• _Aim_: Omit the pictures, please, and give each record below again exactly.

• _Task data_:

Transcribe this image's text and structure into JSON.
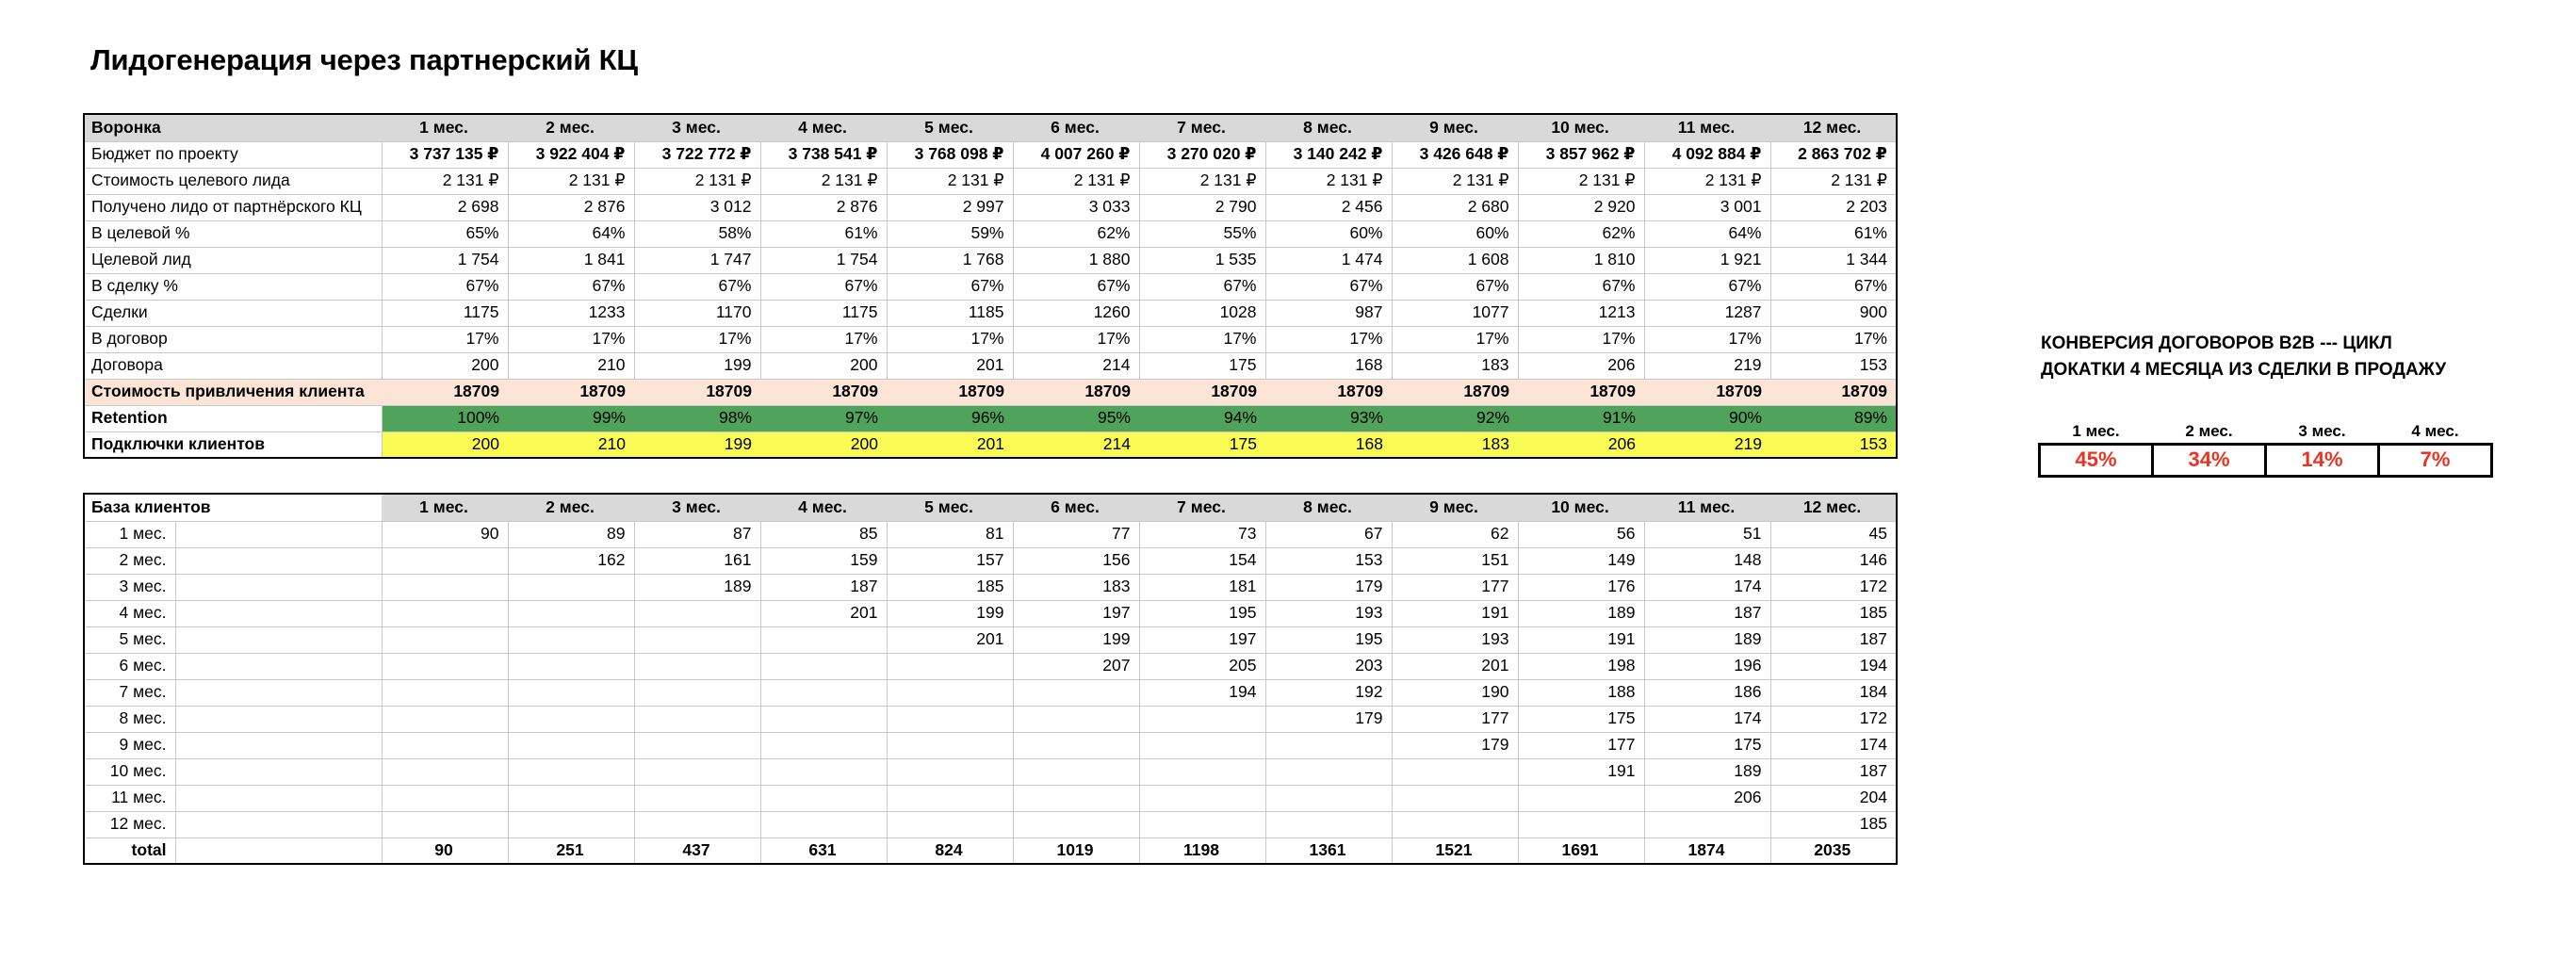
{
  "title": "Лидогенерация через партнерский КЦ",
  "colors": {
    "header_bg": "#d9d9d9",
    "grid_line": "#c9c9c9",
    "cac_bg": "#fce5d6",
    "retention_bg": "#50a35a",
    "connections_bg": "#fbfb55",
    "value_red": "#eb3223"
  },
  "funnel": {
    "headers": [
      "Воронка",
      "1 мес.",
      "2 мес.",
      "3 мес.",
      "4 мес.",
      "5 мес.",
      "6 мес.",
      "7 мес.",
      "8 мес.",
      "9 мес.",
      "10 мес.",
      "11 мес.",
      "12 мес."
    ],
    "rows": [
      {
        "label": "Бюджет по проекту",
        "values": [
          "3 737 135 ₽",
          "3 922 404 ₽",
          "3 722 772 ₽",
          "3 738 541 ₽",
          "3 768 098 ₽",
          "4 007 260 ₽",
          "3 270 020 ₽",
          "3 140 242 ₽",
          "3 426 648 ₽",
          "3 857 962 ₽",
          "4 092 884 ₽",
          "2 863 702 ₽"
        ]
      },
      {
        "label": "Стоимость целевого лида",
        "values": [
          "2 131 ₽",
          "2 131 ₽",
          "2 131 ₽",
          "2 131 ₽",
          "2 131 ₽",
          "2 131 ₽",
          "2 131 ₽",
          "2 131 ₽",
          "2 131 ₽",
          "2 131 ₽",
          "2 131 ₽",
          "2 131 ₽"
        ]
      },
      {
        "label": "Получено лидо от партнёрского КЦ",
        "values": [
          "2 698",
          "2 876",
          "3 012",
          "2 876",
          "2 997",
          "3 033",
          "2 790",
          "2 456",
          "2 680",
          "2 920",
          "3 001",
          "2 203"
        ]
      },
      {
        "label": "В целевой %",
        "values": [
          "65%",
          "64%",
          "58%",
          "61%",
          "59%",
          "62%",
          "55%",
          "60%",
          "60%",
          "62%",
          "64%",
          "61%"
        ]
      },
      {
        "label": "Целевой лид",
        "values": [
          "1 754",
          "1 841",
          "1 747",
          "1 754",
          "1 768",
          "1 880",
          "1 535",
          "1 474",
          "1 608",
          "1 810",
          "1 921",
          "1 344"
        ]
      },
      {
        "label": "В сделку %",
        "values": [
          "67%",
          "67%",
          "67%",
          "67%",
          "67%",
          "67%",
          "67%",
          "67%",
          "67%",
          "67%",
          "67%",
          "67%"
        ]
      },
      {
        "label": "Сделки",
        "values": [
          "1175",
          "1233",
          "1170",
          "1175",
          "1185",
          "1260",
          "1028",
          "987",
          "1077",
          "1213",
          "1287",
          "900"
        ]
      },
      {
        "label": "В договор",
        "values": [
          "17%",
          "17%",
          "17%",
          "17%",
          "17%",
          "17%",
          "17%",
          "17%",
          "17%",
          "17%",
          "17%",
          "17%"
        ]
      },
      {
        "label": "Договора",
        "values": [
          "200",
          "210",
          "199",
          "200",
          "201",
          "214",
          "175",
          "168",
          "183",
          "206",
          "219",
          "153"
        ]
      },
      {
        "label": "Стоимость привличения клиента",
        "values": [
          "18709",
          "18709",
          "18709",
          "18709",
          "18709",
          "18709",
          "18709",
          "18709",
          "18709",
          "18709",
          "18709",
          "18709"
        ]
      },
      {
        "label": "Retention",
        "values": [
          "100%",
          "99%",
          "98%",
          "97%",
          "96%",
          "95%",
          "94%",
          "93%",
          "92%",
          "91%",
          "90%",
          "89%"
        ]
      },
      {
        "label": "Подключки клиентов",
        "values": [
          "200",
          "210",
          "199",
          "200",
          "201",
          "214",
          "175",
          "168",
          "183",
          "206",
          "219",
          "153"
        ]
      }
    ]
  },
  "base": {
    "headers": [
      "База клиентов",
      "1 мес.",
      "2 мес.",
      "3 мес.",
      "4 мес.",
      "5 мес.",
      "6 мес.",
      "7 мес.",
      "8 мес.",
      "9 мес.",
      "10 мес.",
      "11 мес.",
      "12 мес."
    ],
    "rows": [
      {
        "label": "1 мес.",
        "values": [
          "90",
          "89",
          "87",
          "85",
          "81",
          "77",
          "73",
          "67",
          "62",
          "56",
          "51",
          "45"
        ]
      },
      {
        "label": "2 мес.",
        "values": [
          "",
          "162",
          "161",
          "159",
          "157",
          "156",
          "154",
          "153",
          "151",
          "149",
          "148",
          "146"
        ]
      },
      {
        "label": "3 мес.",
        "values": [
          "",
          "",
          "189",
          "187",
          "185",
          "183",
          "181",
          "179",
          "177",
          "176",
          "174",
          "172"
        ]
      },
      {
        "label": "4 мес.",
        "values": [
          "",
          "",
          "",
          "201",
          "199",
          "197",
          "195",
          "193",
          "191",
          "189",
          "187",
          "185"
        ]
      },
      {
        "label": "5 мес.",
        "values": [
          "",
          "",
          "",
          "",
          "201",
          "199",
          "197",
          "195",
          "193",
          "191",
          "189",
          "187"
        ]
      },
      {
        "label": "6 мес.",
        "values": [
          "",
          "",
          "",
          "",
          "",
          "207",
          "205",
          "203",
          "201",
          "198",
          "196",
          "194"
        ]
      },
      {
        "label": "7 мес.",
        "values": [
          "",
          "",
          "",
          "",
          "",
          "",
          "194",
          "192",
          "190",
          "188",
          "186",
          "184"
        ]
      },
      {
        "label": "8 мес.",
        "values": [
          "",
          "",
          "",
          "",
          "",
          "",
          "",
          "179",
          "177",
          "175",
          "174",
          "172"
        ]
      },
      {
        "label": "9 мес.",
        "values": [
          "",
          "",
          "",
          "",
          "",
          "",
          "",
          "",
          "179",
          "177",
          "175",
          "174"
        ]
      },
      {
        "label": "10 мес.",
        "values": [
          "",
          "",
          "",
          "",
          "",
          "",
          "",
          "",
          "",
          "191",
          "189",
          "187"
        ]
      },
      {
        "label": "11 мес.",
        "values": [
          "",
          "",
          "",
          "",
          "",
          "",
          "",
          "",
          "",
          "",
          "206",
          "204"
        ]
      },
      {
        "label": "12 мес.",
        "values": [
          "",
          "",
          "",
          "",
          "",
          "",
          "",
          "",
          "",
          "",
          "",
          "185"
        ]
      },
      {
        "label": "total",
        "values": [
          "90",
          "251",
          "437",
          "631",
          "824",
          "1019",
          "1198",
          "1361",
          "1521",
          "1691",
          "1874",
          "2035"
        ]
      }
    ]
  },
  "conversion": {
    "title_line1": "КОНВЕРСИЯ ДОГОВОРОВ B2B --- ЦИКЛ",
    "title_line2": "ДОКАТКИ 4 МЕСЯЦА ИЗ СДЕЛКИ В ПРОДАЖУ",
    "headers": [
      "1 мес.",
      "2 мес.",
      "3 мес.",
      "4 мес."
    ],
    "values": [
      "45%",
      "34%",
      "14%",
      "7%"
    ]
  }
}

• _Answer below_:
Transcribe this image's text and structure into JSON.
{
  "title": "Лидогенерация через партнерский КЦ",
  "colors": {
    "header_bg": "#d9d9d9",
    "grid_line": "#c9c9c9",
    "cac_bg": "#fce5d6",
    "retention_bg": "#50a35a",
    "connections_bg": "#fbfb55",
    "value_red": "#eb3223"
  },
  "funnel": {
    "headers": [
      "Воронка",
      "1 мес.",
      "2 мес.",
      "3 мес.",
      "4 мес.",
      "5 мес.",
      "6 мес.",
      "7 мес.",
      "8 мес.",
      "9 мес.",
      "10 мес.",
      "11 мес.",
      "12 мес."
    ],
    "rows": [
      {
        "label": "Бюджет по проекту",
        "values": [
          "3 737 135 ₽",
          "3 922 404 ₽",
          "3 722 772 ₽",
          "3 738 541 ₽",
          "3 768 098 ₽",
          "4 007 260 ₽",
          "3 270 020 ₽",
          "3 140 242 ₽",
          "3 426 648 ₽",
          "3 857 962 ₽",
          "4 092 884 ₽",
          "2 863 702 ₽"
        ]
      },
      {
        "label": "Стоимость целевого лида",
        "values": [
          "2 131 ₽",
          "2 131 ₽",
          "2 131 ₽",
          "2 131 ₽",
          "2 131 ₽",
          "2 131 ₽",
          "2 131 ₽",
          "2 131 ₽",
          "2 131 ₽",
          "2 131 ₽",
          "2 131 ₽",
          "2 131 ₽"
        ]
      },
      {
        "label": "Получено лидо от партнёрского КЦ",
        "values": [
          "2 698",
          "2 876",
          "3 012",
          "2 876",
          "2 997",
          "3 033",
          "2 790",
          "2 456",
          "2 680",
          "2 920",
          "3 001",
          "2 203"
        ]
      },
      {
        "label": "В целевой %",
        "values": [
          "65%",
          "64%",
          "58%",
          "61%",
          "59%",
          "62%",
          "55%",
          "60%",
          "60%",
          "62%",
          "64%",
          "61%"
        ]
      },
      {
        "label": "Целевой лид",
        "values": [
          "1 754",
          "1 841",
          "1 747",
          "1 754",
          "1 768",
          "1 880",
          "1 535",
          "1 474",
          "1 608",
          "1 810",
          "1 921",
          "1 344"
        ]
      },
      {
        "label": "В сделку %",
        "values": [
          "67%",
          "67%",
          "67%",
          "67%",
          "67%",
          "67%",
          "67%",
          "67%",
          "67%",
          "67%",
          "67%",
          "67%"
        ]
      },
      {
        "label": "Сделки",
        "values": [
          "1175",
          "1233",
          "1170",
          "1175",
          "1185",
          "1260",
          "1028",
          "987",
          "1077",
          "1213",
          "1287",
          "900"
        ]
      },
      {
        "label": "В договор",
        "values": [
          "17%",
          "17%",
          "17%",
          "17%",
          "17%",
          "17%",
          "17%",
          "17%",
          "17%",
          "17%",
          "17%",
          "17%"
        ]
      },
      {
        "label": "Договора",
        "values": [
          "200",
          "210",
          "199",
          "200",
          "201",
          "214",
          "175",
          "168",
          "183",
          "206",
          "219",
          "153"
        ]
      },
      {
        "label": "Стоимость привличения клиента",
        "values": [
          "18709",
          "18709",
          "18709",
          "18709",
          "18709",
          "18709",
          "18709",
          "18709",
          "18709",
          "18709",
          "18709",
          "18709"
        ]
      },
      {
        "label": "Retention",
        "values": [
          "100%",
          "99%",
          "98%",
          "97%",
          "96%",
          "95%",
          "94%",
          "93%",
          "92%",
          "91%",
          "90%",
          "89%"
        ]
      },
      {
        "label": "Подключки клиентов",
        "values": [
          "200",
          "210",
          "199",
          "200",
          "201",
          "214",
          "175",
          "168",
          "183",
          "206",
          "219",
          "153"
        ]
      }
    ]
  },
  "base": {
    "headers": [
      "База клиентов",
      "1 мес.",
      "2 мес.",
      "3 мес.",
      "4 мес.",
      "5 мес.",
      "6 мес.",
      "7 мес.",
      "8 мес.",
      "9 мес.",
      "10 мес.",
      "11 мес.",
      "12 мес."
    ],
    "rows": [
      {
        "label": "1 мес.",
        "values": [
          "90",
          "89",
          "87",
          "85",
          "81",
          "77",
          "73",
          "67",
          "62",
          "56",
          "51",
          "45"
        ]
      },
      {
        "label": "2 мес.",
        "values": [
          "",
          "162",
          "161",
          "159",
          "157",
          "156",
          "154",
          "153",
          "151",
          "149",
          "148",
          "146"
        ]
      },
      {
        "label": "3 мес.",
        "values": [
          "",
          "",
          "189",
          "187",
          "185",
          "183",
          "181",
          "179",
          "177",
          "176",
          "174",
          "172"
        ]
      },
      {
        "label": "4 мес.",
        "values": [
          "",
          "",
          "",
          "201",
          "199",
          "197",
          "195",
          "193",
          "191",
          "189",
          "187",
          "185"
        ]
      },
      {
        "label": "5 мес.",
        "values": [
          "",
          "",
          "",
          "",
          "201",
          "199",
          "197",
          "195",
          "193",
          "191",
          "189",
          "187"
        ]
      },
      {
        "label": "6 мес.",
        "values": [
          "",
          "",
          "",
          "",
          "",
          "207",
          "205",
          "203",
          "201",
          "198",
          "196",
          "194"
        ]
      },
      {
        "label": "7 мес.",
        "values": [
          "",
          "",
          "",
          "",
          "",
          "",
          "194",
          "192",
          "190",
          "188",
          "186",
          "184"
        ]
      },
      {
        "label": "8 мес.",
        "values": [
          "",
          "",
          "",
          "",
          "",
          "",
          "",
          "179",
          "177",
          "175",
          "174",
          "172"
        ]
      },
      {
        "label": "9 мес.",
        "values": [
          "",
          "",
          "",
          "",
          "",
          "",
          "",
          "",
          "179",
          "177",
          "175",
          "174"
        ]
      },
      {
        "label": "10 мес.",
        "values": [
          "",
          "",
          "",
          "",
          "",
          "",
          "",
          "",
          "",
          "191",
          "189",
          "187"
        ]
      },
      {
        "label": "11 мес.",
        "values": [
          "",
          "",
          "",
          "",
          "",
          "",
          "",
          "",
          "",
          "",
          "206",
          "204"
        ]
      },
      {
        "label": "12 мес.",
        "values": [
          "",
          "",
          "",
          "",
          "",
          "",
          "",
          "",
          "",
          "",
          "",
          "185"
        ]
      },
      {
        "label": "total",
        "values": [
          "90",
          "251",
          "437",
          "631",
          "824",
          "1019",
          "1198",
          "1361",
          "1521",
          "1691",
          "1874",
          "2035"
        ]
      }
    ]
  },
  "conversion": {
    "title_line1": "КОНВЕРСИЯ ДОГОВОРОВ B2B --- ЦИКЛ",
    "title_line2": "ДОКАТКИ 4 МЕСЯЦА ИЗ СДЕЛКИ В ПРОДАЖУ",
    "headers": [
      "1 мес.",
      "2 мес.",
      "3 мес.",
      "4 мес."
    ],
    "values": [
      "45%",
      "34%",
      "14%",
      "7%"
    ]
  }
}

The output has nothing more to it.